>> BEGIN

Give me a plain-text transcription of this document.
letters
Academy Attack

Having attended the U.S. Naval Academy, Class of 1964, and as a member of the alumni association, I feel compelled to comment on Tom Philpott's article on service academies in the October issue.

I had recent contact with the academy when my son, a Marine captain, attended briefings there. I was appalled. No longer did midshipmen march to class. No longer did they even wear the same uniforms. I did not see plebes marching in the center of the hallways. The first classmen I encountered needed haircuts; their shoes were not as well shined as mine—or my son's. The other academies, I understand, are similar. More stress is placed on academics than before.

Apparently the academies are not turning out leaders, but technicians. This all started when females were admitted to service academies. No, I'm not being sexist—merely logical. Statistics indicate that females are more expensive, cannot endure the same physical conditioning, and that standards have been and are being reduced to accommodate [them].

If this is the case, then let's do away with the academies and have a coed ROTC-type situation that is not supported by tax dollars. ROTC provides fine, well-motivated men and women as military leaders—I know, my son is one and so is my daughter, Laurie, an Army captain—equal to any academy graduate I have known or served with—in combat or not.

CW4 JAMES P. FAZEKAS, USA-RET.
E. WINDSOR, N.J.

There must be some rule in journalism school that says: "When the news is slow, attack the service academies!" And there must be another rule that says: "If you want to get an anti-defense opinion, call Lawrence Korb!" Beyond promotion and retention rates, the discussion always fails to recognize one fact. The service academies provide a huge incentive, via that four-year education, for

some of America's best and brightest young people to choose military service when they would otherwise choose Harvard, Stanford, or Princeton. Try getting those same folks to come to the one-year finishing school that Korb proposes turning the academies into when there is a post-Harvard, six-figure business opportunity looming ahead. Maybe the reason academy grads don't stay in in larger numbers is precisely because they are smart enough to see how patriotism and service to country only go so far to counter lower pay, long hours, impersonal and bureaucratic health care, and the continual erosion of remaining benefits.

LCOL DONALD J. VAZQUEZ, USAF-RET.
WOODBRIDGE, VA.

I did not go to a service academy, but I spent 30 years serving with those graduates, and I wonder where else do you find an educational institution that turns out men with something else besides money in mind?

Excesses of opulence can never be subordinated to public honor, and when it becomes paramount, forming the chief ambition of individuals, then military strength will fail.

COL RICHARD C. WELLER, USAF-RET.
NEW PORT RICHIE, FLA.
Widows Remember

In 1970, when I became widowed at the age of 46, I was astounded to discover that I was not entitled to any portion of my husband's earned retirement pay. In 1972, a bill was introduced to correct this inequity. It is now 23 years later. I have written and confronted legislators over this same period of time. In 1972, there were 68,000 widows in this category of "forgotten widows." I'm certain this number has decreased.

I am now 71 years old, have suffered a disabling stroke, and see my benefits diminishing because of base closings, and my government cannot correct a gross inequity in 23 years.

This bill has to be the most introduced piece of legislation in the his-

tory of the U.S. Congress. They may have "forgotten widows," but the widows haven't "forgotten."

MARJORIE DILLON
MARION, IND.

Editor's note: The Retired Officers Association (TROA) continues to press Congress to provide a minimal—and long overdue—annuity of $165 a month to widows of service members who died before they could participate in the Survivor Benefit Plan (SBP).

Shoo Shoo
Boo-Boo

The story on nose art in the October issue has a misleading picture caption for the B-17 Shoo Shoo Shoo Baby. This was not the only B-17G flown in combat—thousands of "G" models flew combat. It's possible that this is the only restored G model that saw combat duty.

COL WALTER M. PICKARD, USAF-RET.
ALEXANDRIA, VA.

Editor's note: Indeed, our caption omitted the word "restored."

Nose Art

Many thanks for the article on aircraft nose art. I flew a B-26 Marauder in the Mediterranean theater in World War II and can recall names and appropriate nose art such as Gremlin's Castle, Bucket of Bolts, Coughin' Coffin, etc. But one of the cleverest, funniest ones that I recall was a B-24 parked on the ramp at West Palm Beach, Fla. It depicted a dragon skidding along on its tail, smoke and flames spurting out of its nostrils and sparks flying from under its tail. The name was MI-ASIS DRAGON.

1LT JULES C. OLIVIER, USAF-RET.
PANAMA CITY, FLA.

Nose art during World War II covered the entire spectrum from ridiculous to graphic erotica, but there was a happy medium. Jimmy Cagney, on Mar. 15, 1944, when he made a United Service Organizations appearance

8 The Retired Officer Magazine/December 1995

>> END

*TASK GOAL*
Pull out and copy each line containing the string "captain".

*COMPLETE RESPONSE*
I had recent contact with the academy when my son, a Marine captain, attended briefings there. I was appalled. No longer did midshipmen march to class. No longer did they even wear the same uniforms. I did not see plebes marching in the center of the hallways. The first classmen I encountered needed haircuts; their shoes were not as well shined as mine—or my son's. The other academies, I understand, are similar. More stress is placed on academics than before.
If this is the case, then let's do away with the academies and have a coed ROTC-type situation that is not supported by tax dollars. ROTC provides fine, well-motivated men and women as military leaders—I know, my son is one and so is my daughter, Laurie, an Army captain—equal to any academy graduate I have known or served with—in combat or not.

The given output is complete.